■ **Available data**
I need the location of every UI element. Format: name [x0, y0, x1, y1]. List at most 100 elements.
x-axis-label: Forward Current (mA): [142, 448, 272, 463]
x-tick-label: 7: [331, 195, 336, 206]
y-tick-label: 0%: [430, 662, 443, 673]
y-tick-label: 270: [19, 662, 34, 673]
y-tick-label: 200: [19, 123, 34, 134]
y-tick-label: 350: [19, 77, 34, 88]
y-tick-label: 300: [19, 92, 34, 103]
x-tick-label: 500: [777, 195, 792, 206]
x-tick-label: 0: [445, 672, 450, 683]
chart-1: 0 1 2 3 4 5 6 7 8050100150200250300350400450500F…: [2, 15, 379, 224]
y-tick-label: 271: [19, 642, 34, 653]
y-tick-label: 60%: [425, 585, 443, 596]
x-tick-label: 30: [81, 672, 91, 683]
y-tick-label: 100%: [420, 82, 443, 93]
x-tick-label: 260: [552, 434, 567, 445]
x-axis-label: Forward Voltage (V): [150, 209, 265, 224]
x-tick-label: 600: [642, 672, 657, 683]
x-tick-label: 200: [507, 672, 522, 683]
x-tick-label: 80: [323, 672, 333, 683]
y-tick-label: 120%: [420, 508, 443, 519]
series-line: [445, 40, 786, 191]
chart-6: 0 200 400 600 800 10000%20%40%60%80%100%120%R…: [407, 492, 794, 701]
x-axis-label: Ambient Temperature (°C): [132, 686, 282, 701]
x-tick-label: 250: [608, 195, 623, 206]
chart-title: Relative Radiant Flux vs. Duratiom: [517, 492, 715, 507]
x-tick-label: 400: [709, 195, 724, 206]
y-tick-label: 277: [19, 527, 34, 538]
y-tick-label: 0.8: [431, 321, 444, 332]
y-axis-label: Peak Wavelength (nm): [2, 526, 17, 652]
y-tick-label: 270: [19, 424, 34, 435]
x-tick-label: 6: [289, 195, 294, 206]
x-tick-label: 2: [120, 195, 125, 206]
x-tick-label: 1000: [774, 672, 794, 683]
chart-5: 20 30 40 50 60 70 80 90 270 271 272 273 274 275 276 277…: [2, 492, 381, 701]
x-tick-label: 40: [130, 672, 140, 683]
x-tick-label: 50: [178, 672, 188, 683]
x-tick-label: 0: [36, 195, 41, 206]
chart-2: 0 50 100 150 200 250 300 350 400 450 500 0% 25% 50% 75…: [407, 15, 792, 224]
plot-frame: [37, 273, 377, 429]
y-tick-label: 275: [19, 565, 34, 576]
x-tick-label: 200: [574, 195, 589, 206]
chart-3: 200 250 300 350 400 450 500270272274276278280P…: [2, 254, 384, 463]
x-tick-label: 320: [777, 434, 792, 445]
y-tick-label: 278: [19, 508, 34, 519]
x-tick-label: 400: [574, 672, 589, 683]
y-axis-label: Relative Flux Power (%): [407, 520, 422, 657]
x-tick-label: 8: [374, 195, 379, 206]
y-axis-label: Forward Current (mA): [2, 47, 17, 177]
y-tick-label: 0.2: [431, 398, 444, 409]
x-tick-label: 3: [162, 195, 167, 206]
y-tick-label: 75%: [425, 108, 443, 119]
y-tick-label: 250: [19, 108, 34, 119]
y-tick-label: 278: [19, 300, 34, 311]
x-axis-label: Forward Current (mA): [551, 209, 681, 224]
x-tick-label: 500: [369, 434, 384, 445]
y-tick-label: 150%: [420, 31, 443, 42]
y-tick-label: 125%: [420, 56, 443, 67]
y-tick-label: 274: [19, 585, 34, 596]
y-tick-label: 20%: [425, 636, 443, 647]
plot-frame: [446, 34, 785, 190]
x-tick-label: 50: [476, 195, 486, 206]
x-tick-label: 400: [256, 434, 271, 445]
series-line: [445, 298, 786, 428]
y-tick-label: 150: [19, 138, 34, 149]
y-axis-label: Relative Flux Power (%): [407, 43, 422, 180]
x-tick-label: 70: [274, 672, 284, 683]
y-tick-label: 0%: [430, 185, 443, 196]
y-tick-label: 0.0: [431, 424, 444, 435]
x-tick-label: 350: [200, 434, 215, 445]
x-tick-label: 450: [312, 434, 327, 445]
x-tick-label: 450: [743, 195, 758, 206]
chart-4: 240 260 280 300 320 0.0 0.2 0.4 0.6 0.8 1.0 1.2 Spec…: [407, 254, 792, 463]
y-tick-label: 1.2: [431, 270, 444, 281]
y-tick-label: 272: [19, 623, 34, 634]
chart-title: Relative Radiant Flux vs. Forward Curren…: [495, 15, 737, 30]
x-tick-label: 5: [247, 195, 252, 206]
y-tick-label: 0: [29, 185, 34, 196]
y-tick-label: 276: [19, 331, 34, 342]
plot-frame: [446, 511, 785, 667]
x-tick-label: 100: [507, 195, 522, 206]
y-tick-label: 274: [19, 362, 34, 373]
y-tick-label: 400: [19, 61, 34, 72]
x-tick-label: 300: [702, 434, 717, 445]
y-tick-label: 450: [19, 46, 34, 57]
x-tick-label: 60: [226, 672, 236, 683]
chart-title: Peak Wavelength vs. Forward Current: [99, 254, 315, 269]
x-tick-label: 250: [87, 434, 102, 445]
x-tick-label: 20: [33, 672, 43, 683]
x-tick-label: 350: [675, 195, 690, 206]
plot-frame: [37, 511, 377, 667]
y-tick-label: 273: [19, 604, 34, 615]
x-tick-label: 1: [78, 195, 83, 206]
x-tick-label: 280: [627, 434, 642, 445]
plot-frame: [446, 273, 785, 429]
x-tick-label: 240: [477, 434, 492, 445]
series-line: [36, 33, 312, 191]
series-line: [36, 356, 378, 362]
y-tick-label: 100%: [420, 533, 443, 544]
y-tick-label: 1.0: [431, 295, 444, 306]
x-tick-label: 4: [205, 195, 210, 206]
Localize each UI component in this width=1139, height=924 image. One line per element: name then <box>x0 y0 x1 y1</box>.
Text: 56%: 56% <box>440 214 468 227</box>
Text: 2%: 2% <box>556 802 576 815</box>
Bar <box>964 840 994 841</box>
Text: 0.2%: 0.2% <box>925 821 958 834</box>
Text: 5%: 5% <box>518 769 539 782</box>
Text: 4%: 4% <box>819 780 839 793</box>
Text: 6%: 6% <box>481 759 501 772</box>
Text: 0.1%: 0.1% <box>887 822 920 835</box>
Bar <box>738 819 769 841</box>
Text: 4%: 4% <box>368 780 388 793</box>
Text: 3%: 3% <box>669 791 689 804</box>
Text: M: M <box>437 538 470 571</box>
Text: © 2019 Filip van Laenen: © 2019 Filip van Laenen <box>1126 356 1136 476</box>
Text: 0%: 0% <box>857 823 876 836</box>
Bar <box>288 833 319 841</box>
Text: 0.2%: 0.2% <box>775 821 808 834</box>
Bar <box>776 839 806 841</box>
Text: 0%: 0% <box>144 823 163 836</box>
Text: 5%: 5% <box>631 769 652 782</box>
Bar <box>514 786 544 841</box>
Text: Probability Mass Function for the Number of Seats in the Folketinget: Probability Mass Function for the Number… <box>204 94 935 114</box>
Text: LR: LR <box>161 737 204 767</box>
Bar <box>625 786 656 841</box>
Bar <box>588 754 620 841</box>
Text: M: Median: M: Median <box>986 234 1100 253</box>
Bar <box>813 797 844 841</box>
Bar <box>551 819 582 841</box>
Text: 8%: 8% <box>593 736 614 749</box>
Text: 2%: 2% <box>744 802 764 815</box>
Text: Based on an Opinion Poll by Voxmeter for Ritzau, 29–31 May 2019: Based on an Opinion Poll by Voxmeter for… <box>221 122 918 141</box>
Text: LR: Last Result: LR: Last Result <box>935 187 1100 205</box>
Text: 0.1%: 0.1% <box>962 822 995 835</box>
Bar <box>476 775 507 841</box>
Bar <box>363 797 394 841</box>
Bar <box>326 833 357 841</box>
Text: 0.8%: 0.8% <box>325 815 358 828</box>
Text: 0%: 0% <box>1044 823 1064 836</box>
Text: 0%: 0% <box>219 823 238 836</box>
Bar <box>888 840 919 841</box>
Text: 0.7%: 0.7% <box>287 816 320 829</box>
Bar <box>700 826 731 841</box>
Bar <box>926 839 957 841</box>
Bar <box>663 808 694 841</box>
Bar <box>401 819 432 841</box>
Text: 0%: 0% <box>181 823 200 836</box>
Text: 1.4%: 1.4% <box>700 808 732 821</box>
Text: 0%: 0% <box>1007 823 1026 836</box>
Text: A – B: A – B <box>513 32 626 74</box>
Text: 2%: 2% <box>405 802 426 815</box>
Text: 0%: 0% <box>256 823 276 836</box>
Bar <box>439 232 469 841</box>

■ **Written task**
Copy the material word for word, from its first line up to and including the line that contains "y-tick-label: 0.8: [431, 321, 444, 332]".

■ **The solution**
I need the location of every UI element. Format: name [x0, y0, x1, y1]. List at most 100 elements.
x-axis-label: Forward Current (mA): [142, 448, 272, 463]
x-tick-label: 7: [331, 195, 336, 206]
y-tick-label: 0%: [430, 662, 443, 673]
y-tick-label: 270: [19, 662, 34, 673]
y-tick-label: 200: [19, 123, 34, 134]
y-tick-label: 350: [19, 77, 34, 88]
y-tick-label: 300: [19, 92, 34, 103]
x-tick-label: 500: [777, 195, 792, 206]
x-tick-label: 0: [445, 672, 450, 683]
chart-1: 0 1 2 3 4 5 6 7 8050100150200250300350400450500F…: [2, 15, 379, 224]
y-tick-label: 271: [19, 642, 34, 653]
y-tick-label: 60%: [425, 585, 443, 596]
x-tick-label: 30: [81, 672, 91, 683]
y-tick-label: 100%: [420, 82, 443, 93]
x-tick-label: 260: [552, 434, 567, 445]
x-axis-label: Forward Voltage (V): [150, 209, 265, 224]
x-tick-label: 600: [642, 672, 657, 683]
x-tick-label: 200: [507, 672, 522, 683]
x-tick-label: 80: [323, 672, 333, 683]
y-tick-label: 120%: [420, 508, 443, 519]
series-line: [445, 40, 786, 191]
chart-6: 0 200 400 600 800 10000%20%40%60%80%100%120%R…: [407, 492, 794, 701]
x-axis-label: Ambient Temperature (°C): [132, 686, 282, 701]
x-tick-label: 250: [608, 195, 623, 206]
chart-title: Relative Radiant Flux vs. Duratiom: [517, 492, 715, 507]
x-tick-label: 400: [709, 195, 724, 206]
y-tick-label: 277: [19, 527, 34, 538]
y-tick-label: 0.8: [431, 321, 444, 332]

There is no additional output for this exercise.